⟨
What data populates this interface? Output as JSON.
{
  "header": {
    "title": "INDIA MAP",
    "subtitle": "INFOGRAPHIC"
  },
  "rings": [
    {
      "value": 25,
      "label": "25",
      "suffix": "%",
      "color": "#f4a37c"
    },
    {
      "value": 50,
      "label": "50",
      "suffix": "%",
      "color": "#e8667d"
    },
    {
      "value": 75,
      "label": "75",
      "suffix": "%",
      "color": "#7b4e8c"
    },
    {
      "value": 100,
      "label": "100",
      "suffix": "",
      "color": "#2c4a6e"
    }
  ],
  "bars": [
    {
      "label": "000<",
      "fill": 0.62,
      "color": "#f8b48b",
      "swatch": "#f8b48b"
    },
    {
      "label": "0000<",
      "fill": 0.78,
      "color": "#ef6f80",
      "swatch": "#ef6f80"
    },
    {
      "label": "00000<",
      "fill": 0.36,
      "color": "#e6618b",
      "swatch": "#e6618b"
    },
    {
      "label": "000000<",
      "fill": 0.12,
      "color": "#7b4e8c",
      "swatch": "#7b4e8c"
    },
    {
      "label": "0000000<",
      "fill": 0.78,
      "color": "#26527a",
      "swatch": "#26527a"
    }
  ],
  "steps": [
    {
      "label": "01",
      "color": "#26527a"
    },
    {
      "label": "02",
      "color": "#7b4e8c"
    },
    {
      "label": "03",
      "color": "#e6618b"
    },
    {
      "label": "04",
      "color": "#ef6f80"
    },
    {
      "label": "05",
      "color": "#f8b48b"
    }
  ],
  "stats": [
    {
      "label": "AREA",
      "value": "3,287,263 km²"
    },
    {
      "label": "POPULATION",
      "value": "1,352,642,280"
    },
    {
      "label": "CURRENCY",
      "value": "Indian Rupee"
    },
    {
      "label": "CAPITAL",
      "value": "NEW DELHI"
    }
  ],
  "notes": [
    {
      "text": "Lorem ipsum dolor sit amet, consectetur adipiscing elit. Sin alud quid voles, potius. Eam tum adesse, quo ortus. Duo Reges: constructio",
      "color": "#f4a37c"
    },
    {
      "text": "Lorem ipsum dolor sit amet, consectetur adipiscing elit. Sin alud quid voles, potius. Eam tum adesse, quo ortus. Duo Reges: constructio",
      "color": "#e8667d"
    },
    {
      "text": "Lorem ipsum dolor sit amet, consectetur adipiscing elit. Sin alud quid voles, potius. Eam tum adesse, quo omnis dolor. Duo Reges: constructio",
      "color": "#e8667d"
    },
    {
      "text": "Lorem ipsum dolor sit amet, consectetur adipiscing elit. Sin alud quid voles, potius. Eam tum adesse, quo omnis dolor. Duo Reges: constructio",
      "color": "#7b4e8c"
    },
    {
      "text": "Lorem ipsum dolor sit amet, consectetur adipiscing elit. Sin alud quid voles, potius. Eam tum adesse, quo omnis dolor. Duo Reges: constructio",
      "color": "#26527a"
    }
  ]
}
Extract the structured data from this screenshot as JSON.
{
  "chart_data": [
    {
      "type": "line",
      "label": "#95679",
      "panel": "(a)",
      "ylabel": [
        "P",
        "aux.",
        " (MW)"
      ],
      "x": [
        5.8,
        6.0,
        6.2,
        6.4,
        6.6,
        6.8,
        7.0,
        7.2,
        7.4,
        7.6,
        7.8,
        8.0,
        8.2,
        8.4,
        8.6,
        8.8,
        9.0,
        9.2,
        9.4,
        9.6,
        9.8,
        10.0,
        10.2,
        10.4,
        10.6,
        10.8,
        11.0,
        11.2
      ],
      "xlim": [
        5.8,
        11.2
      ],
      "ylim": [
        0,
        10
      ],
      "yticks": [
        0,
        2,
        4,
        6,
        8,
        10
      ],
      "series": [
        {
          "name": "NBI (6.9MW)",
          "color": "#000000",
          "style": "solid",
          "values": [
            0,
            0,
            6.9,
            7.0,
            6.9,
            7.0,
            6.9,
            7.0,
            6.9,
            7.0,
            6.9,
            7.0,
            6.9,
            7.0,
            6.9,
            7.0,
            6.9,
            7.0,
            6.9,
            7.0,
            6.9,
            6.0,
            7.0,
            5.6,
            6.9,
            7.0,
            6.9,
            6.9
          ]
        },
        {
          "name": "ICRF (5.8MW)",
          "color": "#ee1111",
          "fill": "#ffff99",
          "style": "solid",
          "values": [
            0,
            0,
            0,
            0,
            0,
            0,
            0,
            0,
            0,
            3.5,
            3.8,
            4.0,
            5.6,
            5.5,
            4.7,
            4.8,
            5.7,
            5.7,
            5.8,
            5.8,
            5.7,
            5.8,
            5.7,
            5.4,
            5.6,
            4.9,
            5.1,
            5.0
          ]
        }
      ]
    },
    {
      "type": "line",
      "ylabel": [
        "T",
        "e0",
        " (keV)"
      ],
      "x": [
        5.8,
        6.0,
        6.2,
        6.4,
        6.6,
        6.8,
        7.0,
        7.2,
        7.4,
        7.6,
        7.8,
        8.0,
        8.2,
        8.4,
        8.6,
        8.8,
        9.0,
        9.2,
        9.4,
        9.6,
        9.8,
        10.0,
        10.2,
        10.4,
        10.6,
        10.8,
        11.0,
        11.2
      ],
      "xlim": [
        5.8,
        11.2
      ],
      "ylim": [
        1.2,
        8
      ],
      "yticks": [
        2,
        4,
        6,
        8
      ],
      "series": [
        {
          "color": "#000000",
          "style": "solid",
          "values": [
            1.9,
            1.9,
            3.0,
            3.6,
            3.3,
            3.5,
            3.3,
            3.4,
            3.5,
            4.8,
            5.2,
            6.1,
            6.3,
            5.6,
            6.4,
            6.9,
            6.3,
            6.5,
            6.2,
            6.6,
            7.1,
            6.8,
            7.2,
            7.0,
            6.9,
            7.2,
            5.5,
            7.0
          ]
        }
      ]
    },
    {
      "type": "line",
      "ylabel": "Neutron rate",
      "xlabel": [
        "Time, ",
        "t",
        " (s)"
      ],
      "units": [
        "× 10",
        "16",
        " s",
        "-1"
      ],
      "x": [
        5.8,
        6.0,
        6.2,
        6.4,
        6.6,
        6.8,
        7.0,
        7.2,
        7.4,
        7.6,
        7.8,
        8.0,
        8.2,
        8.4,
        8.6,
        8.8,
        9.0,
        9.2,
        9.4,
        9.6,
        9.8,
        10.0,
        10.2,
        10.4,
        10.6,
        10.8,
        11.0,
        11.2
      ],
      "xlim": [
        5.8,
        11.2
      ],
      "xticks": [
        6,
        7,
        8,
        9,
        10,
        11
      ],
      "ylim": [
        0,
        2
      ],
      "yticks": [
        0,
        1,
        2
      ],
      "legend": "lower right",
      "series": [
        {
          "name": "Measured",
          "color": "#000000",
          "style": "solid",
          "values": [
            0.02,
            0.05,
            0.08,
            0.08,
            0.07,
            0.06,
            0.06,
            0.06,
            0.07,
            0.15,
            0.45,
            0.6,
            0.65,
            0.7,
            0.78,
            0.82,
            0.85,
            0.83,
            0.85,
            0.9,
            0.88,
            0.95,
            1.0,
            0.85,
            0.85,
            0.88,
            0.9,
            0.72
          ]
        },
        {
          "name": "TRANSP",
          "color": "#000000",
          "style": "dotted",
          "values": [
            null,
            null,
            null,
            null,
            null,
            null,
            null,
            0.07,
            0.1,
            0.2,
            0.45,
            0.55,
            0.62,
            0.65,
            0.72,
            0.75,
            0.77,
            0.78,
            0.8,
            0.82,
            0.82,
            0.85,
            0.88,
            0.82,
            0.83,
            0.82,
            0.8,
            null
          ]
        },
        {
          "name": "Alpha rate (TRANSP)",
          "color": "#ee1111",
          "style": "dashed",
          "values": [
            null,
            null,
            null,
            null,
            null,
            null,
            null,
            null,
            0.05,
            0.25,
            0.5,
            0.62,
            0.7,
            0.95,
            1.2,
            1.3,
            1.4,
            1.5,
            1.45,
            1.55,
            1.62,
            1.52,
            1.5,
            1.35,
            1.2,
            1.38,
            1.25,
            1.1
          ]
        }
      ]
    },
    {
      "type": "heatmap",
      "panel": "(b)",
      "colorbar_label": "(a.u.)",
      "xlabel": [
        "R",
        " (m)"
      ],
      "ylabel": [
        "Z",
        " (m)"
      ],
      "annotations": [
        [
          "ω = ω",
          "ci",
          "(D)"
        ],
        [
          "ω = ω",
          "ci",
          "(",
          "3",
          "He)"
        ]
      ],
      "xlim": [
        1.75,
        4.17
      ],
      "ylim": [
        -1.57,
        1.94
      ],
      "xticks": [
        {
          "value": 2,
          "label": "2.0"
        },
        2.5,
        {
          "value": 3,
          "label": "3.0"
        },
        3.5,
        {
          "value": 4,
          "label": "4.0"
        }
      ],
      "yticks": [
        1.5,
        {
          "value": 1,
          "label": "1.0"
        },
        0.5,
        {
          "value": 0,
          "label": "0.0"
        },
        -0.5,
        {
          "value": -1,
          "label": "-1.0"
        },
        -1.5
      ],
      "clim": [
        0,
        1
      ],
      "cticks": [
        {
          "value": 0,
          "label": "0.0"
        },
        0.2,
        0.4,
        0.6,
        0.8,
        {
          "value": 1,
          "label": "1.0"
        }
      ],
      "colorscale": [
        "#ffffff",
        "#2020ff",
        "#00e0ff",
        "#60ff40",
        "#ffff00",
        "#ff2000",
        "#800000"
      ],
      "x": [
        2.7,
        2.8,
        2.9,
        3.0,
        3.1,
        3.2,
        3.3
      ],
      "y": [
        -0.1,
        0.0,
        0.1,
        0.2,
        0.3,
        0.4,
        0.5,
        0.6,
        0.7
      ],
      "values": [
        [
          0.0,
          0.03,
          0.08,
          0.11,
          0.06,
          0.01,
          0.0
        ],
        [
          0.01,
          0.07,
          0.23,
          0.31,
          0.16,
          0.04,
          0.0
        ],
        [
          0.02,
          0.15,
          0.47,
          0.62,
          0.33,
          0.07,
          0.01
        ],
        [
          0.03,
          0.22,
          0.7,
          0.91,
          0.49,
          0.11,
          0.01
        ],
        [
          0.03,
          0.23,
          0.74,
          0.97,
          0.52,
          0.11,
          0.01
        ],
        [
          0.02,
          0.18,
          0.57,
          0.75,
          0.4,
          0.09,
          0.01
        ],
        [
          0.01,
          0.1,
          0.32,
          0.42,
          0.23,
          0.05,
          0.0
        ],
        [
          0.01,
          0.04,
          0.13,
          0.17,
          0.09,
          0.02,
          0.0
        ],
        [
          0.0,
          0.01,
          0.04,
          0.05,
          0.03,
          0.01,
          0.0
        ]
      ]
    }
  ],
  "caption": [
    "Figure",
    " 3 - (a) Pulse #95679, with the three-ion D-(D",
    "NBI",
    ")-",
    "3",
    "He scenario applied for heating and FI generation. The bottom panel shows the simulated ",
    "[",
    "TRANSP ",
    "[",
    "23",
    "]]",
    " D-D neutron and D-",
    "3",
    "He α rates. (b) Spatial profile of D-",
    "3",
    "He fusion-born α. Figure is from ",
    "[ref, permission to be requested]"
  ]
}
⟩
**What you have to do**
Select and copy every line of the listing with the word "this".

**Output below**
What data populates this interface? Output as JSON.
Extract the structured data from this screenshot as JSON.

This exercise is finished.